Dataset items:

%%

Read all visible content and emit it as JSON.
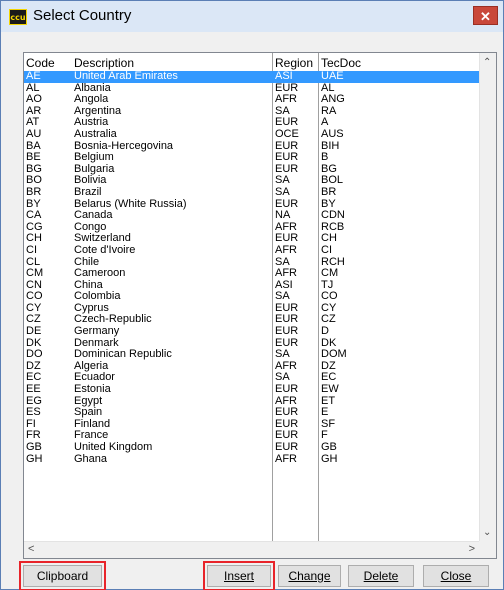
{
  "window": {
    "title": "Select Country",
    "app_icon_text": "ccu",
    "close_glyph": "✕"
  },
  "table": {
    "headers": {
      "code": "Code",
      "description": "Description",
      "region": "Region",
      "tecdoc": "TecDoc"
    },
    "selected_index": 0,
    "rows": [
      {
        "code": "AE",
        "description": "United Arab Emirates",
        "region": "ASI",
        "tecdoc": "UAE"
      },
      {
        "code": "AL",
        "description": "Albania",
        "region": "EUR",
        "tecdoc": "AL"
      },
      {
        "code": "AO",
        "description": "Angola",
        "region": "AFR",
        "tecdoc": "ANG"
      },
      {
        "code": "AR",
        "description": "Argentina",
        "region": "SA",
        "tecdoc": "RA"
      },
      {
        "code": "AT",
        "description": "Austria",
        "region": "EUR",
        "tecdoc": "A"
      },
      {
        "code": "AU",
        "description": "Australia",
        "region": "OCE",
        "tecdoc": "AUS"
      },
      {
        "code": "BA",
        "description": "Bosnia-Hercegovina",
        "region": "EUR",
        "tecdoc": "BIH"
      },
      {
        "code": "BE",
        "description": "Belgium",
        "region": "EUR",
        "tecdoc": "B"
      },
      {
        "code": "BG",
        "description": "Bulgaria",
        "region": "EUR",
        "tecdoc": "BG"
      },
      {
        "code": "BO",
        "description": "Bolivia",
        "region": "SA",
        "tecdoc": "BOL"
      },
      {
        "code": "BR",
        "description": "Brazil",
        "region": "SA",
        "tecdoc": "BR"
      },
      {
        "code": "BY",
        "description": "Belarus (White Russia)",
        "region": "EUR",
        "tecdoc": "BY"
      },
      {
        "code": "CA",
        "description": "Canada",
        "region": "NA",
        "tecdoc": "CDN"
      },
      {
        "code": "CG",
        "description": "Congo",
        "region": "AFR",
        "tecdoc": "RCB"
      },
      {
        "code": "CH",
        "description": "Switzerland",
        "region": "EUR",
        "tecdoc": "CH"
      },
      {
        "code": "CI",
        "description": "Cote d'Ivoire",
        "region": "AFR",
        "tecdoc": "CI"
      },
      {
        "code": "CL",
        "description": "Chile",
        "region": "SA",
        "tecdoc": "RCH"
      },
      {
        "code": "CM",
        "description": "Cameroon",
        "region": "AFR",
        "tecdoc": "CM"
      },
      {
        "code": "CN",
        "description": "China",
        "region": "ASI",
        "tecdoc": "TJ"
      },
      {
        "code": "CO",
        "description": "Colombia",
        "region": "SA",
        "tecdoc": "CO"
      },
      {
        "code": "CY",
        "description": "Cyprus",
        "region": "EUR",
        "tecdoc": "CY"
      },
      {
        "code": "CZ",
        "description": "Czech-Republic",
        "region": "EUR",
        "tecdoc": "CZ"
      },
      {
        "code": "DE",
        "description": "Germany",
        "region": "EUR",
        "tecdoc": "D"
      },
      {
        "code": "DK",
        "description": "Denmark",
        "region": "EUR",
        "tecdoc": "DK"
      },
      {
        "code": "DO",
        "description": "Dominican Republic",
        "region": "SA",
        "tecdoc": "DOM"
      },
      {
        "code": "DZ",
        "description": "Algeria",
        "region": "AFR",
        "tecdoc": "DZ"
      },
      {
        "code": "EC",
        "description": "Ecuador",
        "region": "SA",
        "tecdoc": "EC"
      },
      {
        "code": "EE",
        "description": "Estonia",
        "region": "EUR",
        "tecdoc": "EW"
      },
      {
        "code": "EG",
        "description": "Egypt",
        "region": "AFR",
        "tecdoc": "ET"
      },
      {
        "code": "ES",
        "description": "Spain",
        "region": "EUR",
        "tecdoc": "E"
      },
      {
        "code": "FI",
        "description": "Finland",
        "region": "EUR",
        "tecdoc": "SF"
      },
      {
        "code": "FR",
        "description": "France",
        "region": "EUR",
        "tecdoc": "F"
      },
      {
        "code": "GB",
        "description": "United Kingdom",
        "region": "EUR",
        "tecdoc": "GB"
      },
      {
        "code": "GH",
        "description": "Ghana",
        "region": "AFR",
        "tecdoc": "GH"
      }
    ]
  },
  "scrollbars": {
    "up": "⌃",
    "down": "⌄",
    "left": "<",
    "right": ">"
  },
  "buttons": {
    "clipboard": "Clipboard",
    "insert": "Insert",
    "change": "Change",
    "delete": "Delete",
    "close": "Close"
  },
  "colors": {
    "selection": "#3399ff",
    "highlight_outline": "#e8242a"
  }
}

%%

In the listing above, find the lines holding the word "Republic" and copy them.

        "description": "Czech-Republic",
        "description": "Dominican Republic",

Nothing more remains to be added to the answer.